Directive.
Give the entries, starting at the first line and ending at the line that contains "bookmark-label: Jaringan Syaraf", as a Markdown table with the columns Number and Entry Text, skipping any blank lines.
>>>>>
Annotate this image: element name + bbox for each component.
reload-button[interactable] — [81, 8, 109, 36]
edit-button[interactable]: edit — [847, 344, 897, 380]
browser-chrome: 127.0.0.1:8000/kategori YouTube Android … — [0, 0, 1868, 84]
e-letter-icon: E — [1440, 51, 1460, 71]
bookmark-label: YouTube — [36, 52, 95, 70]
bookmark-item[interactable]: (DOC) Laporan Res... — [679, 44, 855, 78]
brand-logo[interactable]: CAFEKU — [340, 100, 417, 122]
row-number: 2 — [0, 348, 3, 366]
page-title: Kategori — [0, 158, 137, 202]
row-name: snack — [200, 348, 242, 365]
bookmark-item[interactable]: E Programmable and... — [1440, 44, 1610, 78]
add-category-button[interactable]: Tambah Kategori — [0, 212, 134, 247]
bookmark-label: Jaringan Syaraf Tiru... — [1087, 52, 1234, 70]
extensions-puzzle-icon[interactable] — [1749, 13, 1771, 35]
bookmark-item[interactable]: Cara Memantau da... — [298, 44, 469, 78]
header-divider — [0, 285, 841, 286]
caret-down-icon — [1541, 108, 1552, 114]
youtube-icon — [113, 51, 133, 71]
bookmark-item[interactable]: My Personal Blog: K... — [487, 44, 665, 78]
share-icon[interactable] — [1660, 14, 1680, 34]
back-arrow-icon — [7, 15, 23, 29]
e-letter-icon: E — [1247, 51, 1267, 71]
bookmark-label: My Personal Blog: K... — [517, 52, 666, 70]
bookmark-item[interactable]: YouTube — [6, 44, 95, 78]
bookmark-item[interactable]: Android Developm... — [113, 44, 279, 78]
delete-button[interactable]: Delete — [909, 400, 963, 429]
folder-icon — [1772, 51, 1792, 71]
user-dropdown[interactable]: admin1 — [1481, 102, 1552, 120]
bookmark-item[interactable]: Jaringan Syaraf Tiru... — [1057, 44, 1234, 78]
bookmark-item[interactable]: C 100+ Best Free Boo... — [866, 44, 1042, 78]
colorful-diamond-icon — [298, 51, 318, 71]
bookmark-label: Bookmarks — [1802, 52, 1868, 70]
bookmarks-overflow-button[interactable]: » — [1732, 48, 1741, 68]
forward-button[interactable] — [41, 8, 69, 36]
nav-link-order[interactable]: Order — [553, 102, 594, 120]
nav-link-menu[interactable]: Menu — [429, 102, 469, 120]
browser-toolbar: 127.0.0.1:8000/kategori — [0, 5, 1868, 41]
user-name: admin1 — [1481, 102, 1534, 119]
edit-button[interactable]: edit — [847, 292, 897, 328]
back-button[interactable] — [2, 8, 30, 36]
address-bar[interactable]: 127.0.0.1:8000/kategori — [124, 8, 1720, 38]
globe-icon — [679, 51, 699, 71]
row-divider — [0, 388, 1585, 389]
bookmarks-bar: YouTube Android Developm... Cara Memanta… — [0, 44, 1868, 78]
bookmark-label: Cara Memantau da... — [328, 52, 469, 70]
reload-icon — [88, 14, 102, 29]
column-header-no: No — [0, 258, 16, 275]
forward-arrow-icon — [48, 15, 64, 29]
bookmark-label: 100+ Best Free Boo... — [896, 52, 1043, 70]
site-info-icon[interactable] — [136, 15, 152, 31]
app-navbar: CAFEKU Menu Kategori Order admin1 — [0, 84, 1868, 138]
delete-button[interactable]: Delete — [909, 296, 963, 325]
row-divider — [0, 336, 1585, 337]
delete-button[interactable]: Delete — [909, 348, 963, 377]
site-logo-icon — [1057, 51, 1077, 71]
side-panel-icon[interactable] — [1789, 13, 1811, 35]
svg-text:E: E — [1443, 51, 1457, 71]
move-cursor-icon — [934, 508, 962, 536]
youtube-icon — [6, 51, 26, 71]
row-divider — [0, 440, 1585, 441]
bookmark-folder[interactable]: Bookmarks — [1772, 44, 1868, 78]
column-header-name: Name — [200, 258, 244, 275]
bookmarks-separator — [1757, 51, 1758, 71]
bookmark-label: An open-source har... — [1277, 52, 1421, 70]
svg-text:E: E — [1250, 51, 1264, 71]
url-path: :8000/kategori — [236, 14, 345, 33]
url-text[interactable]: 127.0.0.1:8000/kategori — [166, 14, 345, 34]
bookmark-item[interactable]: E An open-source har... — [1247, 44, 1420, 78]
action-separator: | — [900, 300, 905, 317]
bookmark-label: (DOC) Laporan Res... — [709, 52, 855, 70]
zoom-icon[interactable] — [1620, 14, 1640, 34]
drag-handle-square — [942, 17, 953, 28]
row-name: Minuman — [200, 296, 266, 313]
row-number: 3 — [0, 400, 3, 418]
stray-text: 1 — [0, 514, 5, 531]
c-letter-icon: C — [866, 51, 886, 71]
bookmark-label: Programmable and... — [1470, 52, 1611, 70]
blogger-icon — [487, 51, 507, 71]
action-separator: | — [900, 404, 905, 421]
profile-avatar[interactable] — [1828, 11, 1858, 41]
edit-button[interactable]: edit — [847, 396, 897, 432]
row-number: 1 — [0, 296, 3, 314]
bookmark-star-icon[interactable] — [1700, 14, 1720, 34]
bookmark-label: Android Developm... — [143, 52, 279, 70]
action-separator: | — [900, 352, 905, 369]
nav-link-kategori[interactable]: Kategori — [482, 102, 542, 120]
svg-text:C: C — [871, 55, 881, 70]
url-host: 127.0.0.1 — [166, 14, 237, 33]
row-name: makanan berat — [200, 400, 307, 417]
<<<<<
Output of the exercise.
| Number | Entry Text |
|---|---|
| 1 | Annotate this image: element name + bbox for each component. |
| 2 | reload-button[interactable] — [81, 8, 109, 36] |
| 3 | edit-button[interactable]: edit — [847, 344, 897, 380] |
| 4 | browser-chrome: 127.0.0.1:8000/kategori YouTube Android … — [0, 0, 1868, 84] |
| 5 | e-letter-icon: E — [1440, 51, 1460, 71] |
| 6 | bookmark-label: YouTube — [36, 52, 95, 70] |
| 7 | bookmark-item[interactable]: (DOC) Laporan Res... — [679, 44, 855, 78] |
| 8 | brand-logo[interactable]: CAFEKU — [340, 100, 417, 122] |
| 9 | row-number: 2 — [0, 348, 3, 366] |
| 10 | page-title: Kategori — [0, 158, 137, 202] |
| 11 | row-name: snack — [200, 348, 242, 365] |
| 12 | bookmark-item[interactable]: E Programmable and... — [1440, 44, 1610, 78] |
| 13 | add-category-button[interactable]: Tambah Kategori — [0, 212, 134, 247] |
| 14 | bookmark-label: Jaringan Syaraf Tiru... — [1087, 52, 1234, 70] |